Your instructions: Please output the records below in full, exactly as given, but without the images.

Exercise material:
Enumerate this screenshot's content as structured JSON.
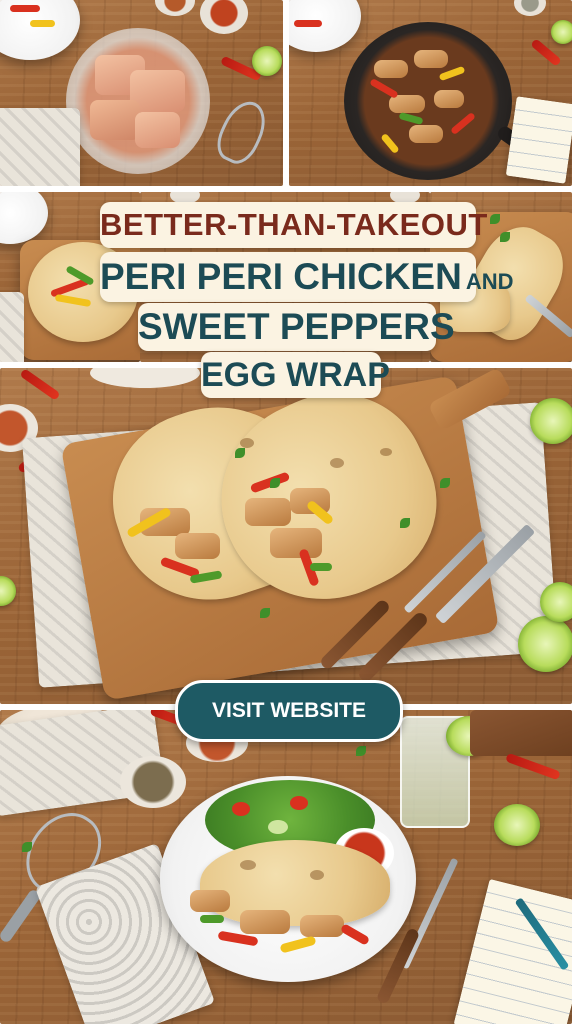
{
  "title": {
    "line1": "BETTER-THAN-TAKEOUT",
    "line2": "PERI PERI CHICKEN",
    "line2_conjunction": "AND",
    "line3": "SWEET PEPPERS",
    "line4": "EGG WRAP"
  },
  "cta": {
    "label": "VISIT WEBSITE"
  },
  "colors": {
    "title_top": "#7a2a1c",
    "title_main": "#1c4b55",
    "title_bg": "#fbf3e2",
    "button_bg": "#1e5a64",
    "button_text": "#ffffff"
  }
}
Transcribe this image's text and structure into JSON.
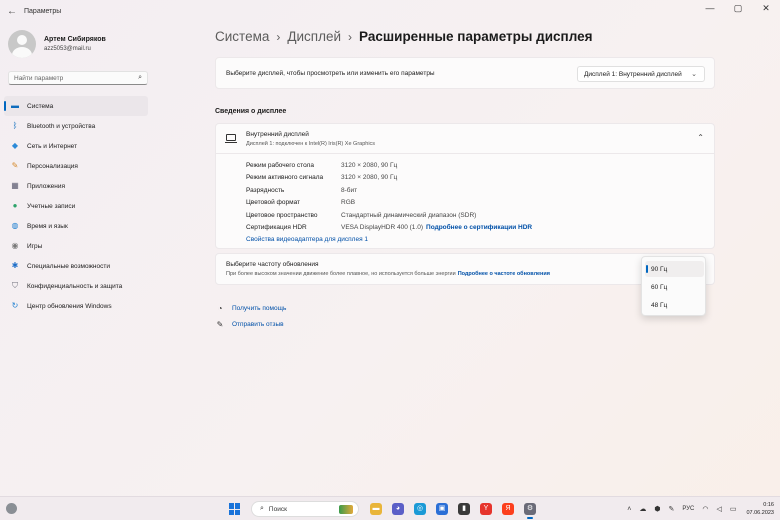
{
  "window": {
    "title": "Параметры",
    "back_glyph": "←",
    "controls": {
      "minimize": "—",
      "maximize": "▢",
      "close": "✕"
    }
  },
  "profile": {
    "name": "Артем Сибиряков",
    "email": "azz5053@mail.ru"
  },
  "search": {
    "placeholder": "Найти параметр",
    "icon": "search-icon"
  },
  "sidebar": {
    "items": [
      {
        "label": "Система",
        "icon": "monitor-icon",
        "active": true,
        "glyph": "▬",
        "color": "#0f6cbd"
      },
      {
        "label": "Bluetooth и устройства",
        "icon": "bluetooth-icon",
        "active": false,
        "glyph": "ᛒ",
        "color": "#0f6cbd"
      },
      {
        "label": "Сеть и Интернет",
        "icon": "network-icon",
        "active": false,
        "glyph": "◆",
        "color": "#2c8ad8"
      },
      {
        "label": "Персонализация",
        "icon": "brush-icon",
        "active": false,
        "glyph": "✎",
        "color": "#d58a2c"
      },
      {
        "label": "Приложения",
        "icon": "apps-icon",
        "active": false,
        "glyph": "▦",
        "color": "#5a5a70"
      },
      {
        "label": "Учетные записи",
        "icon": "account-icon",
        "active": false,
        "glyph": "●",
        "color": "#2ea36b"
      },
      {
        "label": "Время и язык",
        "icon": "globe-icon",
        "active": false,
        "glyph": "◍",
        "color": "#1d7fd1"
      },
      {
        "label": "Игры",
        "icon": "gamepad-icon",
        "active": false,
        "glyph": "◉",
        "color": "#7a7a7a"
      },
      {
        "label": "Специальные возможности",
        "icon": "accessibility-icon",
        "active": false,
        "glyph": "✱",
        "color": "#1e6ec8"
      },
      {
        "label": "Конфиденциальность и защита",
        "icon": "shield-icon",
        "active": false,
        "glyph": "⛉",
        "color": "#6b6b78"
      },
      {
        "label": "Центр обновления Windows",
        "icon": "update-icon",
        "active": false,
        "glyph": "↻",
        "color": "#1d7fd1"
      }
    ]
  },
  "breadcrumb": {
    "item1": "Система",
    "item2": "Дисплей",
    "current": "Расширенные параметры дисплея",
    "sep": "›"
  },
  "display_select": {
    "label": "Выберите дисплей, чтобы просмотреть или изменить его параметры",
    "value": "Дисплей 1: Внутренний дисплей",
    "chevron": "⌄"
  },
  "info": {
    "section_title": "Сведения о дисплее",
    "header_title": "Внутренний дисплей",
    "header_subtitle": "Дисплей 1: подключен к Intel(R) Iris(R) Xe Graphics",
    "collapse_glyph": "⌃",
    "rows": [
      {
        "key": "Режим рабочего стола",
        "value": "3120 × 2080, 90 Гц"
      },
      {
        "key": "Режим активного сигнала",
        "value": "3120 × 2080, 90 Гц"
      },
      {
        "key": "Разрядность",
        "value": "8-бит"
      },
      {
        "key": "Цветовой формат",
        "value": "RGB"
      },
      {
        "key": "Цветовое пространство",
        "value": "Стандартный динамический диапазон (SDR)"
      },
      {
        "key": "Сертификация HDR",
        "value": "VESA DisplayHDR 400 (1.0)",
        "link": "Подробнее о сертификации HDR"
      }
    ],
    "adapter_link": "Свойства видеоадаптера для дисплея 1"
  },
  "refresh": {
    "title": "Выберите частоту обновления",
    "desc": "При более высоком значении движение более плавное, но используется больше энергии",
    "link": "Подробнее о частоте обновления",
    "options": [
      "90 Гц",
      "60 Гц",
      "48 Гц"
    ],
    "selected": "90 Гц"
  },
  "help": {
    "get_help": "Получить помощь",
    "feedback": "Отправить отзыв"
  },
  "taskbar": {
    "search_label": "Поиск",
    "apps": [
      {
        "name": "file-explorer-icon",
        "color": "#e9b53a"
      },
      {
        "name": "chat-icon",
        "color": "#5b5fc7"
      },
      {
        "name": "edge-icon",
        "color": "#1b9ad6"
      },
      {
        "name": "store-icon",
        "color": "#2b6fd6"
      },
      {
        "name": "yandex-music-icon",
        "color": "#3a3a3a"
      },
      {
        "name": "y-browser-icon",
        "color": "#e6342c"
      },
      {
        "name": "yandex-icon",
        "color": "#fc3f1d"
      },
      {
        "name": "settings-icon",
        "color": "#6b6b78"
      }
    ],
    "lang": "РУС",
    "time": "0:16",
    "date": "07.06.2023"
  },
  "colors": {
    "accent": "#0067c0",
    "link": "#0050a8"
  }
}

Answer for this exercise:
Enumerate this screenshot's content as structured JSON.
{
  "title": {
    "line1": "BETTER-THAN-TAKEOUT",
    "line2": "PERI PERI CHICKEN",
    "line2_conjunction": "AND",
    "line3": "SWEET PEPPERS",
    "line4": "EGG WRAP"
  },
  "cta": {
    "label": "VISIT WEBSITE"
  },
  "colors": {
    "title_top": "#7a2a1c",
    "title_main": "#1c4b55",
    "title_bg": "#fbf3e2",
    "button_bg": "#1e5a64",
    "button_text": "#ffffff"
  }
}
Transcribe this image's text and structure into JSON.
{
  "window": {
    "title": "Параметры",
    "back_glyph": "←",
    "controls": {
      "minimize": "—",
      "maximize": "▢",
      "close": "✕"
    }
  },
  "profile": {
    "name": "Артем Сибиряков",
    "email": "azz5053@mail.ru"
  },
  "search": {
    "placeholder": "Найти параметр",
    "icon": "search-icon"
  },
  "sidebar": {
    "items": [
      {
        "label": "Система",
        "icon": "monitor-icon",
        "active": true,
        "glyph": "▬",
        "color": "#0f6cbd"
      },
      {
        "label": "Bluetooth и устройства",
        "icon": "bluetooth-icon",
        "active": false,
        "glyph": "ᛒ",
        "color": "#0f6cbd"
      },
      {
        "label": "Сеть и Интернет",
        "icon": "network-icon",
        "active": false,
        "glyph": "◆",
        "color": "#2c8ad8"
      },
      {
        "label": "Персонализация",
        "icon": "brush-icon",
        "active": false,
        "glyph": "✎",
        "color": "#d58a2c"
      },
      {
        "label": "Приложения",
        "icon": "apps-icon",
        "active": false,
        "glyph": "▦",
        "color": "#5a5a70"
      },
      {
        "label": "Учетные записи",
        "icon": "account-icon",
        "active": false,
        "glyph": "●",
        "color": "#2ea36b"
      },
      {
        "label": "Время и язык",
        "icon": "globe-icon",
        "active": false,
        "glyph": "◍",
        "color": "#1d7fd1"
      },
      {
        "label": "Игры",
        "icon": "gamepad-icon",
        "active": false,
        "glyph": "◉",
        "color": "#7a7a7a"
      },
      {
        "label": "Специальные возможности",
        "icon": "accessibility-icon",
        "active": false,
        "glyph": "✱",
        "color": "#1e6ec8"
      },
      {
        "label": "Конфиденциальность и защита",
        "icon": "shield-icon",
        "active": false,
        "glyph": "⛉",
        "color": "#6b6b78"
      },
      {
        "label": "Центр обновления Windows",
        "icon": "update-icon",
        "active": false,
        "glyph": "↻",
        "color": "#1d7fd1"
      }
    ]
  },
  "breadcrumb": {
    "item1": "Система",
    "item2": "Дисплей",
    "current": "Расширенные параметры дисплея",
    "sep": "›"
  },
  "display_select": {
    "label": "Выберите дисплей, чтобы просмотреть или изменить его параметры",
    "value": "Дисплей 1: Внутренний дисплей",
    "chevron": "⌄"
  },
  "info": {
    "section_title": "Сведения о дисплее",
    "header_title": "Внутренний дисплей",
    "header_subtitle": "Дисплей 1: подключен к Intel(R) Iris(R) Xe Graphics",
    "collapse_glyph": "⌃",
    "rows": [
      {
        "key": "Режим рабочего стола",
        "value": "3120 × 2080, 90 Гц"
      },
      {
        "key": "Режим активного сигнала",
        "value": "3120 × 2080, 90 Гц"
      },
      {
        "key": "Разрядность",
        "value": "8-бит"
      },
      {
        "key": "Цветовой формат",
        "value": "RGB"
      },
      {
        "key": "Цветовое пространство",
        "value": "Стандартный динамический диапазон (SDR)"
      },
      {
        "key": "Сертификация HDR",
        "value": "VESA DisplayHDR 400 (1.0)",
        "link": "Подробнее о сертификации HDR"
      }
    ],
    "adapter_link": "Свойства видеоадаптера для дисплея 1"
  },
  "refresh": {
    "title": "Выберите частоту обновления",
    "desc": "При более высоком значении движение более плавное, но используется больше энергии",
    "link": "Подробнее о частоте обновления",
    "options": [
      "90 Гц",
      "60 Гц",
      "48 Гц"
    ],
    "selected": "90 Гц"
  },
  "help": {
    "get_help": "Получить помощь",
    "feedback": "Отправить отзыв"
  },
  "taskbar": {
    "search_label": "Поиск",
    "apps": [
      {
        "name": "file-explorer-icon",
        "color": "#e9b53a"
      },
      {
        "name": "chat-icon",
        "color": "#5b5fc7"
      },
      {
        "name": "edge-icon",
        "color": "#1b9ad6"
      },
      {
        "name": "store-icon",
        "color": "#2b6fd6"
      },
      {
        "name": "yandex-music-icon",
        "color": "#3a3a3a"
      },
      {
        "name": "y-browser-icon",
        "color": "#e6342c"
      },
      {
        "name": "yandex-icon",
        "color": "#fc3f1d"
      },
      {
        "name": "settings-icon",
        "color": "#6b6b78"
      }
    ],
    "lang": "РУС",
    "time": "0:16",
    "date": "07.06.2023"
  },
  "colors": {
    "accent": "#0067c0",
    "link": "#0050a8"
  }
}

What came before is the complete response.